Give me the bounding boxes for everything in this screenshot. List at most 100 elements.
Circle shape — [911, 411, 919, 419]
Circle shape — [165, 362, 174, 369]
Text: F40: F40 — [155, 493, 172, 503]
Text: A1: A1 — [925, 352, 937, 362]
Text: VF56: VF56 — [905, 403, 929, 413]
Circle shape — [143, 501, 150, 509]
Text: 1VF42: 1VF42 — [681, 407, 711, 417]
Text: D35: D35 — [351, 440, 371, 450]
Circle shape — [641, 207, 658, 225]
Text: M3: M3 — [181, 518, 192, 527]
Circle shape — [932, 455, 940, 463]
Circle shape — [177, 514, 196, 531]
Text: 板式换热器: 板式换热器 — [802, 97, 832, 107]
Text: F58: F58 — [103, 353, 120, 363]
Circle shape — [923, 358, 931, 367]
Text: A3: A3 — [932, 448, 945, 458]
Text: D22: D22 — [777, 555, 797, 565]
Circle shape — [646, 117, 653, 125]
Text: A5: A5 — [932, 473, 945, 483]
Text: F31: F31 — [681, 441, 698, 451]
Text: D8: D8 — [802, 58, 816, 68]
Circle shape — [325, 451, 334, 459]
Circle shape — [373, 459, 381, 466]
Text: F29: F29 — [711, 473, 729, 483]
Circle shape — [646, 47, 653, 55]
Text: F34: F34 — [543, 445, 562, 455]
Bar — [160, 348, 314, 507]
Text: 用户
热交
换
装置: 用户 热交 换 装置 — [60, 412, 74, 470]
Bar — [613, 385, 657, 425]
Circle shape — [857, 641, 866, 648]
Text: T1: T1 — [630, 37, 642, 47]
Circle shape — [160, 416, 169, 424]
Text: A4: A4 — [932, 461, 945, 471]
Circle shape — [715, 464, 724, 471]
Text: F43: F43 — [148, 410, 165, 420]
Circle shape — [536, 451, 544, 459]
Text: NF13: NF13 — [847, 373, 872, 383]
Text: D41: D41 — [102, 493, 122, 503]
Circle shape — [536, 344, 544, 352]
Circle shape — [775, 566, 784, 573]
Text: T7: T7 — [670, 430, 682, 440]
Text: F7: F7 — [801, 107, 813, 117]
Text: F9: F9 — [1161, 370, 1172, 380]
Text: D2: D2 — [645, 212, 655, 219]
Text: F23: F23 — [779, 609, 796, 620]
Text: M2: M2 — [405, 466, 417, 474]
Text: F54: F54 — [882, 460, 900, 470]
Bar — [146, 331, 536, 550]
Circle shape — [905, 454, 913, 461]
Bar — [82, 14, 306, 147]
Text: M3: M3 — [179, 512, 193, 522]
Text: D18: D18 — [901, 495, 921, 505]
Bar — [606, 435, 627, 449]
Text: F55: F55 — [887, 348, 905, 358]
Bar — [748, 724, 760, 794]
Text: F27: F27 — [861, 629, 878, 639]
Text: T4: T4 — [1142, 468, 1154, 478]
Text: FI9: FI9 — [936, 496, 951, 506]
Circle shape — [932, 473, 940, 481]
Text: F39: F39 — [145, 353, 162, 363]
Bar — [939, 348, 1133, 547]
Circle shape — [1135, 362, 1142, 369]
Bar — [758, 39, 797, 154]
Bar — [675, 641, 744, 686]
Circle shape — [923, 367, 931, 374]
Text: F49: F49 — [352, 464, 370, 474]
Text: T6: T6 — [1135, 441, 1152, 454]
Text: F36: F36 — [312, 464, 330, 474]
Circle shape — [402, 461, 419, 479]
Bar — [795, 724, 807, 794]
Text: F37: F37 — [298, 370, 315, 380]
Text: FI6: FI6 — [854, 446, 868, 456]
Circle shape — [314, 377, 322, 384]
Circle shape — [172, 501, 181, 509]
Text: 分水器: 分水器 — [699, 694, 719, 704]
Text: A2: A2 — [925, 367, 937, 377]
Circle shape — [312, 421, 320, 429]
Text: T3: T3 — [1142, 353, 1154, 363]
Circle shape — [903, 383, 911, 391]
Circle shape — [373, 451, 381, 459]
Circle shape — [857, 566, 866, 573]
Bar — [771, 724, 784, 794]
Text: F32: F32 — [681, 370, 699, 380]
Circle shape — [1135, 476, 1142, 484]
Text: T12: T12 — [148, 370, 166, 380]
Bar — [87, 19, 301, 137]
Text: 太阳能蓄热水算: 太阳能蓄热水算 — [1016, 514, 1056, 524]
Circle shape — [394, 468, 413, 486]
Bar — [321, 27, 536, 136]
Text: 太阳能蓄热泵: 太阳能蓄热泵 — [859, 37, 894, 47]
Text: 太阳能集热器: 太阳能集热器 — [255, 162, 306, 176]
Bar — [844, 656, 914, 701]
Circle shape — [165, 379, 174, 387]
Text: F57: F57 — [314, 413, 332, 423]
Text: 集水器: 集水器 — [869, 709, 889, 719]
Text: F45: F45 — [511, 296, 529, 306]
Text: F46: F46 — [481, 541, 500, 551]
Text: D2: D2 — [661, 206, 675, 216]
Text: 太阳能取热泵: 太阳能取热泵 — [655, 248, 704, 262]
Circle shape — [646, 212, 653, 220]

» Brief
Put each line from the start of the records above through the line that contains "Text: 板式换热器: 板式换热器 — [802, 97, 832, 107]", including that line, into a JSON list of strings with one string per line and no blank lines.

» Final result
[
  "Give me the bounding boxes for everything in this screenshot. List at most 100 elements.",
  "Circle shape — [911, 411, 919, 419]",
  "Circle shape — [165, 362, 174, 369]",
  "Text: F40: F40 — [155, 493, 172, 503]",
  "Text: A1: A1 — [925, 352, 937, 362]",
  "Text: VF56: VF56 — [905, 403, 929, 413]",
  "Circle shape — [143, 501, 150, 509]",
  "Text: 1VF42: 1VF42 — [681, 407, 711, 417]",
  "Text: D35: D35 — [351, 440, 371, 450]",
  "Circle shape — [641, 207, 658, 225]",
  "Text: M3: M3 — [181, 518, 192, 527]",
  "Circle shape — [932, 455, 940, 463]",
  "Circle shape — [177, 514, 196, 531]",
  "Text: 板式换热器: 板式换热器 — [802, 97, 832, 107]"
]